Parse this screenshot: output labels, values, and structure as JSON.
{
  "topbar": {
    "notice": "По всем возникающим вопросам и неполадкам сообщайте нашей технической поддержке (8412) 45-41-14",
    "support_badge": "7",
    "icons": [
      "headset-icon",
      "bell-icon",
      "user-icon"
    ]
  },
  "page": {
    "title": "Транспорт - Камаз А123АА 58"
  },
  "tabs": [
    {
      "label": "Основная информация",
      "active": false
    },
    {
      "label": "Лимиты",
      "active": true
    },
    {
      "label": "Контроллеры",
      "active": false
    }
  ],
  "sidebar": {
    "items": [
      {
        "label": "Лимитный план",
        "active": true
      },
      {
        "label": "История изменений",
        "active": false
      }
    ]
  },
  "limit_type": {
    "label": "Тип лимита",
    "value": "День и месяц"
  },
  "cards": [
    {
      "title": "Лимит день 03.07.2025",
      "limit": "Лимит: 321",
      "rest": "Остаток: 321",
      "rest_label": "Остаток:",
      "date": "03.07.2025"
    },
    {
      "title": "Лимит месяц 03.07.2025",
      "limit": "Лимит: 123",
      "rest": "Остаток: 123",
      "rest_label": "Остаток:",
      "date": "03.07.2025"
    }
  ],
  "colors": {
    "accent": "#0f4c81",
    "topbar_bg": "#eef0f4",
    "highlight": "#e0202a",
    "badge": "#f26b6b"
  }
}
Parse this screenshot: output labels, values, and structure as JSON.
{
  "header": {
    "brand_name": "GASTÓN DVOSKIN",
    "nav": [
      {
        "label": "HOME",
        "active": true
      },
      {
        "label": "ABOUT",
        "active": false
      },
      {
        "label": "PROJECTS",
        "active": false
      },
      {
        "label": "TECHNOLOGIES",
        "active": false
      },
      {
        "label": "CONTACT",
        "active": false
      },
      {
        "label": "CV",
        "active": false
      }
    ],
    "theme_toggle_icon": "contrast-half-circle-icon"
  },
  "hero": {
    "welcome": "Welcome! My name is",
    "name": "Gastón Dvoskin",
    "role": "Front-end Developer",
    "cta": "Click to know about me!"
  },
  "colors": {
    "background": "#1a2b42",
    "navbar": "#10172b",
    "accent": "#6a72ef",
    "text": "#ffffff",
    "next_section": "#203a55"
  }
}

----

• **GIVEN PROBLEM**
Transcribe the material above word for word.

• **ANSWER TO THE EXERCISE**
Parse this screenshot: output labels, values, and structure as JSON.
{
  "topbar": {
    "notice": "По всем возникающим вопросам и неполадкам сообщайте нашей технической поддержке (8412) 45-41-14",
    "support_badge": "7",
    "icons": [
      "headset-icon",
      "bell-icon",
      "user-icon"
    ]
  },
  "page": {
    "title": "Транспорт - Камаз А123АА 58"
  },
  "tabs": [
    {
      "label": "Основная информация",
      "active": false
    },
    {
      "label": "Лимиты",
      "active": true
    },
    {
      "label": "Контроллеры",
      "active": false
    }
  ],
  "sidebar": {
    "items": [
      {
        "label": "Лимитный план",
        "active": true
      },
      {
        "label": "История изменений",
        "active": false
      }
    ]
  },
  "limit_type": {
    "label": "Тип лимита",
    "value": "День и месяц"
  },
  "cards": [
    {
      "title": "Лимит день 03.07.2025",
      "limit": "Лимит: 321",
      "rest": "Остаток: 321",
      "rest_label": "Остаток:",
      "date": "03.07.2025"
    },
    {
      "title": "Лимит месяц 03.07.2025",
      "limit": "Лимит: 123",
      "rest": "Остаток: 123",
      "rest_label": "Остаток:",
      "date": "03.07.2025"
    }
  ],
  "colors": {
    "accent": "#0f4c81",
    "topbar_bg": "#eef0f4",
    "highlight": "#e0202a",
    "badge": "#f26b6b"
  }
}
Parse this screenshot: output labels, values, and structure as JSON.
{
  "header": {
    "brand_name": "GASTÓN DVOSKIN",
    "nav": [
      {
        "label": "HOME",
        "active": true
      },
      {
        "label": "ABOUT",
        "active": false
      },
      {
        "label": "PROJECTS",
        "active": false
      },
      {
        "label": "TECHNOLOGIES",
        "active": false
      },
      {
        "label": "CONTACT",
        "active": false
      },
      {
        "label": "CV",
        "active": false
      }
    ],
    "theme_toggle_icon": "contrast-half-circle-icon"
  },
  "hero": {
    "welcome": "Welcome! My name is",
    "name": "Gastón Dvoskin",
    "role": "Front-end Developer",
    "cta": "Click to know about me!"
  },
  "colors": {
    "background": "#1a2b42",
    "navbar": "#10172b",
    "accent": "#6a72ef",
    "text": "#ffffff",
    "next_section": "#203a55"
  }
}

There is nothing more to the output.